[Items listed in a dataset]
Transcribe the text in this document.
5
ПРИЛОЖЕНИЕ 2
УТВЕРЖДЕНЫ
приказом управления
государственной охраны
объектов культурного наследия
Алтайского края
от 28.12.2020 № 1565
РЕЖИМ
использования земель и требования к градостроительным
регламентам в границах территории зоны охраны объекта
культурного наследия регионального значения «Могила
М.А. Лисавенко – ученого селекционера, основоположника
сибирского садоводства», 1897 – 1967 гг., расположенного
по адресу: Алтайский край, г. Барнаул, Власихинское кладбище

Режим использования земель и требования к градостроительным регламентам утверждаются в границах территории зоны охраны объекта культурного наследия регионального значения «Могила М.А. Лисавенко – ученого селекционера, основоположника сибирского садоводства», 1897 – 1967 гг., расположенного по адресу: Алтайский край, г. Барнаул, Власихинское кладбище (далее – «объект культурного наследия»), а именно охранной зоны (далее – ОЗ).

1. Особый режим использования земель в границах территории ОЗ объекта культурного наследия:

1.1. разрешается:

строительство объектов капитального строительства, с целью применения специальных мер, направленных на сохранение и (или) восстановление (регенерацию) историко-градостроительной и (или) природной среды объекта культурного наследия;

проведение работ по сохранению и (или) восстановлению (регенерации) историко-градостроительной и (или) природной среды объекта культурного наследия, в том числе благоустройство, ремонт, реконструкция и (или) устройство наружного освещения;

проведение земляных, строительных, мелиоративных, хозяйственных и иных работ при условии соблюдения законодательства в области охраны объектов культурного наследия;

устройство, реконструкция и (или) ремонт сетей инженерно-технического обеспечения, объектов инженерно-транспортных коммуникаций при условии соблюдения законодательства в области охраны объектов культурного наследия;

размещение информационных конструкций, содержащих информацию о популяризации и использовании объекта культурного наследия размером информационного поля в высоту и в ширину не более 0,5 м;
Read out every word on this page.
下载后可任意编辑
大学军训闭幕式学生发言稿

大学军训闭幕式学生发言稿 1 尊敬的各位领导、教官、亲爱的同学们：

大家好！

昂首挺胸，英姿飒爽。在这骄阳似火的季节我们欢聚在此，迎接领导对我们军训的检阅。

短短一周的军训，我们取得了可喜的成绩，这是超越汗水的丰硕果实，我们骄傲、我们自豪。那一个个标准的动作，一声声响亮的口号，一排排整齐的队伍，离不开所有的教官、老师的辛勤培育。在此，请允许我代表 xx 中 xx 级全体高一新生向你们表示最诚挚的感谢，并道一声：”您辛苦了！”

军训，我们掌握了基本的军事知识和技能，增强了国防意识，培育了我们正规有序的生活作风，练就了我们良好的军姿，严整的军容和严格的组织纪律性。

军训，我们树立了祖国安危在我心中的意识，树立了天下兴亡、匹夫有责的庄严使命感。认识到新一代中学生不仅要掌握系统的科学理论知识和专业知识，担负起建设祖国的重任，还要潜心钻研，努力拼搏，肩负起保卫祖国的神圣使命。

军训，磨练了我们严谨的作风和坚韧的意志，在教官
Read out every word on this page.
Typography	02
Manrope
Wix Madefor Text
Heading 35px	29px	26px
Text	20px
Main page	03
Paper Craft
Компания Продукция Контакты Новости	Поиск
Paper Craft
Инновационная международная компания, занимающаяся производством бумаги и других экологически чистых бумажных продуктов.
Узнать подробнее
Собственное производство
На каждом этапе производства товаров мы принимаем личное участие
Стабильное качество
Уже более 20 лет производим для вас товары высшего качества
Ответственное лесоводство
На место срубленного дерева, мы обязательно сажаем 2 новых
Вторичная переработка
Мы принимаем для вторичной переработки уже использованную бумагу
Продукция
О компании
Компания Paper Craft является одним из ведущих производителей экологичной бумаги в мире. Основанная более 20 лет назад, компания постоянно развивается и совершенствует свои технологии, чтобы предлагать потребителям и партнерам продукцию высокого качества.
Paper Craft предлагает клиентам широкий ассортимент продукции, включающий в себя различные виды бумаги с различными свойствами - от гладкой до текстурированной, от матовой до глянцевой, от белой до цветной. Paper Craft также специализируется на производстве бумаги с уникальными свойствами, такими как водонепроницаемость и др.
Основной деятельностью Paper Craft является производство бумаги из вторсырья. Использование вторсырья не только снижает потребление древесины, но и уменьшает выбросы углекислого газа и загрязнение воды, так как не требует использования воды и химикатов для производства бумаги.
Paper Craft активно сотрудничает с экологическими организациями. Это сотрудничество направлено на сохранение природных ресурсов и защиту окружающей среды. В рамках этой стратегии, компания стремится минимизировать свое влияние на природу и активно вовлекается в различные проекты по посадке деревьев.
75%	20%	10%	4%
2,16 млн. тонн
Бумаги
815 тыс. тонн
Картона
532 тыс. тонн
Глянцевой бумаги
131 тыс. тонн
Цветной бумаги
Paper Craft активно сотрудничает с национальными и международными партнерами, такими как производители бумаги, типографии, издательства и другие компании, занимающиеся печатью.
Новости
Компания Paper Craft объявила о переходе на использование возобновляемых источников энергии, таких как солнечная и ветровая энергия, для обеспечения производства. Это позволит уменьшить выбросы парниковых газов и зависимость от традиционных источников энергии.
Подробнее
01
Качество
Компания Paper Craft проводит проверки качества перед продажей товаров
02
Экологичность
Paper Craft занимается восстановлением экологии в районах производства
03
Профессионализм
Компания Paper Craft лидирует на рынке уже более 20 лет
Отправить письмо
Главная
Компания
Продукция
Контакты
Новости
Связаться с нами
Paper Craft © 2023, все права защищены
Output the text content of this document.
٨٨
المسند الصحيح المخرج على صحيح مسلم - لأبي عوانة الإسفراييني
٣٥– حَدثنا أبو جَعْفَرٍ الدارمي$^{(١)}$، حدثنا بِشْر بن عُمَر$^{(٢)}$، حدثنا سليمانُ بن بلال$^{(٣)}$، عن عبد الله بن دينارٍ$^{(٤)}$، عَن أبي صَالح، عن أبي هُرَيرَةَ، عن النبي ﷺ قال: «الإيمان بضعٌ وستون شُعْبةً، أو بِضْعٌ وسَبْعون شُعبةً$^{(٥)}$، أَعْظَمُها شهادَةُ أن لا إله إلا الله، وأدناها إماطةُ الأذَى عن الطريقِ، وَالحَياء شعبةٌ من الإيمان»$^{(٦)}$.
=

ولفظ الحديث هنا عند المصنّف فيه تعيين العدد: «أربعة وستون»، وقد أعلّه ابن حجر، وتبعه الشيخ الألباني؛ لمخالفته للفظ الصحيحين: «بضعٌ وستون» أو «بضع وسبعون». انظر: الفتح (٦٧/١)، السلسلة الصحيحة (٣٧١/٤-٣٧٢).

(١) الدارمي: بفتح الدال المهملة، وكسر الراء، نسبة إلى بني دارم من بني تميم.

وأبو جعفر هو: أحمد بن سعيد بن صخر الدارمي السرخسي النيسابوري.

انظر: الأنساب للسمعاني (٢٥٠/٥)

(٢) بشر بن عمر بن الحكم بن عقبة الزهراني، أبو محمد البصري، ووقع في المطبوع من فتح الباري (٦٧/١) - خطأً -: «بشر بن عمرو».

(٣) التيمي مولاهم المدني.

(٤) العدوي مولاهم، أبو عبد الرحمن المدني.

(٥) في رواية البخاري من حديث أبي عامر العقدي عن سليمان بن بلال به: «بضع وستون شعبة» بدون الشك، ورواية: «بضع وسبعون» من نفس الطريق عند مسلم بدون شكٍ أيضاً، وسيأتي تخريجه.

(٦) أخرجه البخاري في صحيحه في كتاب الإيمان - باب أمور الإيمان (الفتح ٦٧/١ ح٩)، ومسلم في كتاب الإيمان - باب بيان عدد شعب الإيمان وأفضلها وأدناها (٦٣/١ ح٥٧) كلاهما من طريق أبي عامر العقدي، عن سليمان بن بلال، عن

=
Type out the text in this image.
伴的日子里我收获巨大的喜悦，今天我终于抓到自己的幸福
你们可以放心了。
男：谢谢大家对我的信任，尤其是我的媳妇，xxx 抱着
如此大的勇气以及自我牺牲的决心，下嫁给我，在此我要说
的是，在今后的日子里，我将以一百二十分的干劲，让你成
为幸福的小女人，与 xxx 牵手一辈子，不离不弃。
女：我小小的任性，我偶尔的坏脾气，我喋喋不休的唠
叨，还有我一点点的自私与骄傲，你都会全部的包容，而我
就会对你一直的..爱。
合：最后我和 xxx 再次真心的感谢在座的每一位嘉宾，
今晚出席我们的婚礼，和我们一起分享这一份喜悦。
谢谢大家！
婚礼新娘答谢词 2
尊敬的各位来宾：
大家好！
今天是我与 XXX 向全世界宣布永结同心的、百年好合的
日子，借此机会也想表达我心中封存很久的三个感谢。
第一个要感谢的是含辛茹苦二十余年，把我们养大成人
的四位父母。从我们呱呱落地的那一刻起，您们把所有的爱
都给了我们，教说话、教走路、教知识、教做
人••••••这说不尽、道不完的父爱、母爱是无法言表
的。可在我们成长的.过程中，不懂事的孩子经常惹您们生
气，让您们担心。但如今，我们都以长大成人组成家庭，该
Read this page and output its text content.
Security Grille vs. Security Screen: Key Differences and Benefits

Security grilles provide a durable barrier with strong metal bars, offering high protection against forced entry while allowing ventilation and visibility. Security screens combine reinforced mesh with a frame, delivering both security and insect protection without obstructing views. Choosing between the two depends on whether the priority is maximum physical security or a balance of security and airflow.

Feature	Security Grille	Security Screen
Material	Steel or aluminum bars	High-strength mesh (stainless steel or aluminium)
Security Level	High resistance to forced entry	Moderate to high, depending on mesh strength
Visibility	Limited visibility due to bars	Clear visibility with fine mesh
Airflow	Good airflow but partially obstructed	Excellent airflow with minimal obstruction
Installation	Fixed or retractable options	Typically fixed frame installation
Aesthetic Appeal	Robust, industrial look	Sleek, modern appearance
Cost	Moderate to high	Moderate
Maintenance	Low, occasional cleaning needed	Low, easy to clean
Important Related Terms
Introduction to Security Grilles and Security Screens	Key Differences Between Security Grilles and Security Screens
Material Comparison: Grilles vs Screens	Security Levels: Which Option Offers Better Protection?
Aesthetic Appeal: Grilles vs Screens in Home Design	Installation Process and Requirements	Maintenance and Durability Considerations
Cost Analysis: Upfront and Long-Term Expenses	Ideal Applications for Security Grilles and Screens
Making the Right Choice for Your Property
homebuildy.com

• **Stated exercise**
Find every line in the records above that contains the word "Maintenance", and copy each one.

• **Solution for this exercise**
Maintenance	Low, occasional cleaning needed	Low, easy to clean
Aesthetic Appeal: Grilles vs Screens in Home Design	Installation Process and Requirements	Maintenance and Durability Considerations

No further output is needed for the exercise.